Begin INFORMATION SUPPLIED

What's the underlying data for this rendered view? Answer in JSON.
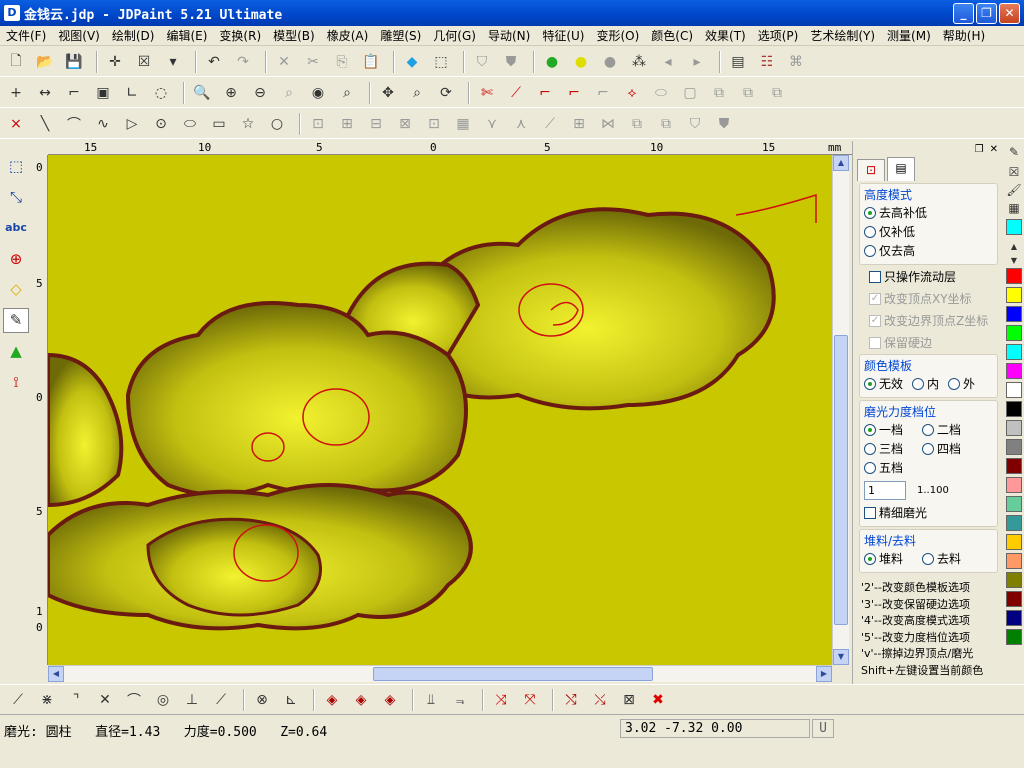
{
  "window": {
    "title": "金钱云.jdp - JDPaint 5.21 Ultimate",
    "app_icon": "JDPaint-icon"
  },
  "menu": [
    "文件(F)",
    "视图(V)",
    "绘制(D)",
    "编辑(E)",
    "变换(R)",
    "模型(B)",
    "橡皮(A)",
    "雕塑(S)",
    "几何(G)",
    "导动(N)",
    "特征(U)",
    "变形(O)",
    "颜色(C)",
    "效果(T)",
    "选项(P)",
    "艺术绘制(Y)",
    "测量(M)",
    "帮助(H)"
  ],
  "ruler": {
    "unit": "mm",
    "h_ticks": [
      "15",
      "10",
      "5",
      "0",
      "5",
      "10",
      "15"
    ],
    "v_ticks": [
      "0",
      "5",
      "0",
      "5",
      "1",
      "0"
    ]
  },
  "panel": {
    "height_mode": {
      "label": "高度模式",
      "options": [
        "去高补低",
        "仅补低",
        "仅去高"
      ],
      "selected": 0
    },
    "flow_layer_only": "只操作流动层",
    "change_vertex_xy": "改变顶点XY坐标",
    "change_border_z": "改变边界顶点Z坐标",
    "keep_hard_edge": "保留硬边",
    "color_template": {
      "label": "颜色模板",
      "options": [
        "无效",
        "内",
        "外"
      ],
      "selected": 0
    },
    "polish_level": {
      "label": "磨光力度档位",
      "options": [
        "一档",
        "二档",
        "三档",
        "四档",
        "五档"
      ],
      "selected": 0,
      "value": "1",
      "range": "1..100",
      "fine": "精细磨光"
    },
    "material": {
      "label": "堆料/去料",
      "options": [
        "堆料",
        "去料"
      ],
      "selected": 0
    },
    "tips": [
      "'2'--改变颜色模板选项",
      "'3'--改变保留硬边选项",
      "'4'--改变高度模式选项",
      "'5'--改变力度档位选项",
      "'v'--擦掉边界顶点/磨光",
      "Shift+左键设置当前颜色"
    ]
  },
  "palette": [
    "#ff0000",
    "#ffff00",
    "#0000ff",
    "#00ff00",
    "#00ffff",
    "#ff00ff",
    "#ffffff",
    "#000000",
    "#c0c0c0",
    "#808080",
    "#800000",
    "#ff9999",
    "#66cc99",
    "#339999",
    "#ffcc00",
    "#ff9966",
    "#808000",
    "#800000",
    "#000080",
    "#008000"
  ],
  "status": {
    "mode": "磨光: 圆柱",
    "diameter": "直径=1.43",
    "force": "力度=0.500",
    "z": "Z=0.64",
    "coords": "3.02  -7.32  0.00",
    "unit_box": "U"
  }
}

End INFORMATION SUPPLIED
Begin INFORMATION SUPPLIED

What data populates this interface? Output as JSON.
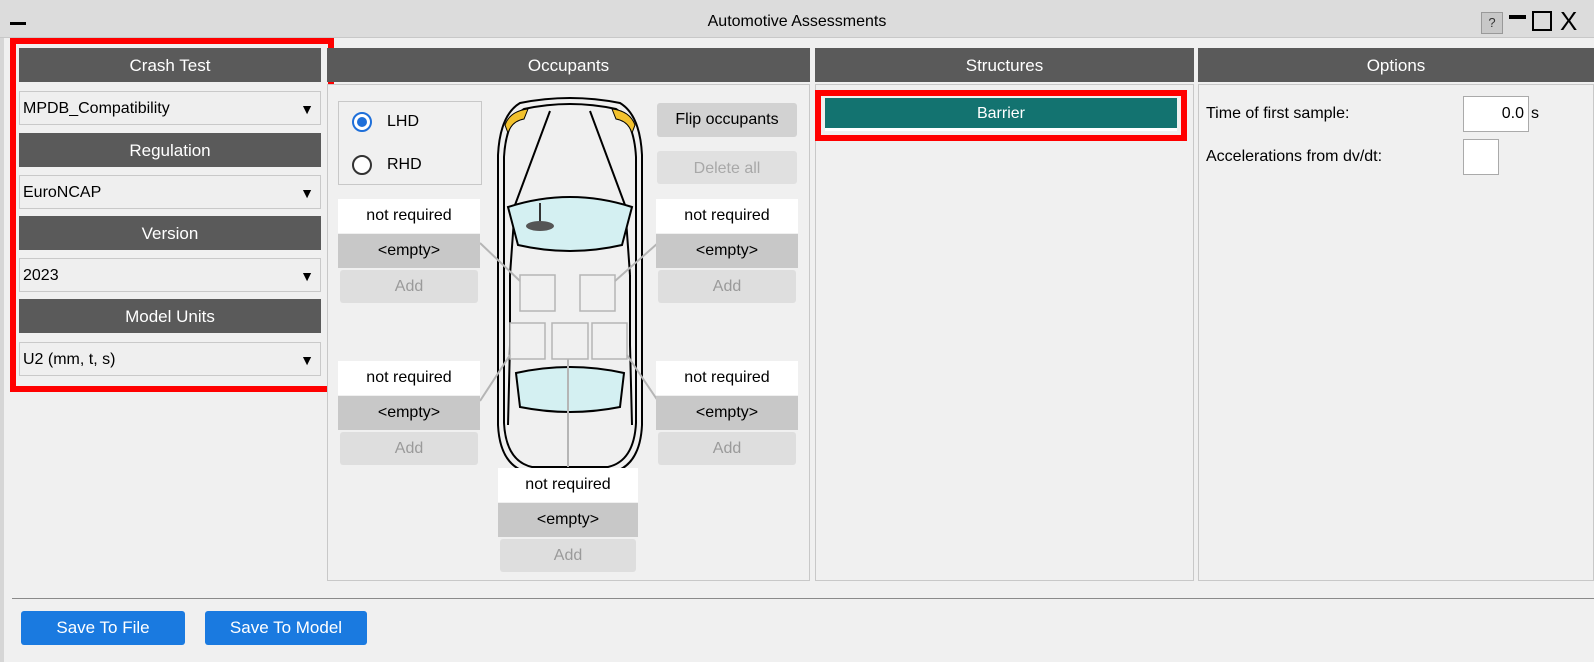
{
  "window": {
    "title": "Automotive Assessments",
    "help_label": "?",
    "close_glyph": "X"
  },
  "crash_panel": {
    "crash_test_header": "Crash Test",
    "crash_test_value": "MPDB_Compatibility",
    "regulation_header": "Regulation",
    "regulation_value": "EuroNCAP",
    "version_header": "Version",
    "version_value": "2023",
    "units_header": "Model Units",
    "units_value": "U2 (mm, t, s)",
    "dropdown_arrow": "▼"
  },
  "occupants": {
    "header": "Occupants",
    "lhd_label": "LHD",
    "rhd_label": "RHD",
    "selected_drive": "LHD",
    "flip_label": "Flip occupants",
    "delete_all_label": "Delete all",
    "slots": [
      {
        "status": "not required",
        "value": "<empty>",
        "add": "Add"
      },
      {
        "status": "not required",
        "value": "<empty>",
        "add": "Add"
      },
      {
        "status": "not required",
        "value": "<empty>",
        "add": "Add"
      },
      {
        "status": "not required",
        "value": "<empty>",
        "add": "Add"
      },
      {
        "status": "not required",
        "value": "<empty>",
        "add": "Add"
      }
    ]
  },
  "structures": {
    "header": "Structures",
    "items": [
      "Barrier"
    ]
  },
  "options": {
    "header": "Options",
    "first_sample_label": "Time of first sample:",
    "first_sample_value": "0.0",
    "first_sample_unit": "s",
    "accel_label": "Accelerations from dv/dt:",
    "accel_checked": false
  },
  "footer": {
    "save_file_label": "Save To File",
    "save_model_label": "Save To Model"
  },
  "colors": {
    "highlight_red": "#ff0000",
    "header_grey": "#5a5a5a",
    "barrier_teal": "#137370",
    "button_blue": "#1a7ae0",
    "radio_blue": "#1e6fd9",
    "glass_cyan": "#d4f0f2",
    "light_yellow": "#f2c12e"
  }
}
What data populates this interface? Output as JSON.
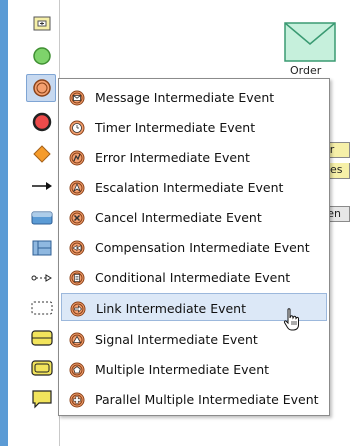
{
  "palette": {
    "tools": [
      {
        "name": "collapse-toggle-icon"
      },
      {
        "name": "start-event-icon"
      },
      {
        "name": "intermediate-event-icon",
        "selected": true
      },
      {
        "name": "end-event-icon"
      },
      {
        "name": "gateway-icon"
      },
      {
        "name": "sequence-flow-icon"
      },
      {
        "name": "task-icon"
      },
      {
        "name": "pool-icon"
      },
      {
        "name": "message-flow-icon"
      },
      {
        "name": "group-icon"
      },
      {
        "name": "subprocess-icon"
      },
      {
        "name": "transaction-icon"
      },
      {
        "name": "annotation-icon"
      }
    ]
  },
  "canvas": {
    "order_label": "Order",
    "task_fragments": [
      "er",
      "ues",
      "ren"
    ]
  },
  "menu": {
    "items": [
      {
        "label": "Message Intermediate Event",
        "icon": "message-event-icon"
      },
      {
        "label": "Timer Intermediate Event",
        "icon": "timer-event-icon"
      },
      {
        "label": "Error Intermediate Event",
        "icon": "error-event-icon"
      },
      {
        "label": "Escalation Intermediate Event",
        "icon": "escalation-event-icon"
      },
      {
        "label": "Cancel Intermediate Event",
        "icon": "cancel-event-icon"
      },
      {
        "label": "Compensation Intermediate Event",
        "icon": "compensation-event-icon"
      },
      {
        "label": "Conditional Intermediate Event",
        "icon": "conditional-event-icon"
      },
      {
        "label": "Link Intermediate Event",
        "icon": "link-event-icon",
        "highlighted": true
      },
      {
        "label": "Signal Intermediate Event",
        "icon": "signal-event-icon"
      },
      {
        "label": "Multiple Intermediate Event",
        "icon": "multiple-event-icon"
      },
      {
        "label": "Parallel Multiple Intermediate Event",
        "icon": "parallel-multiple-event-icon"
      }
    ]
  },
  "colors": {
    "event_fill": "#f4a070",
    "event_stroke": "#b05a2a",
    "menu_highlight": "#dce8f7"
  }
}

End INFORMATION SUPPLIED

▶ **EXERCISE OBJECTIVE**
Show, from the material above, each line that includes the string "Save".

▶ **ANSWER TO THIS TASK**
    "save_file_label": "Save To File",
    "save_model_label": "Save To Model"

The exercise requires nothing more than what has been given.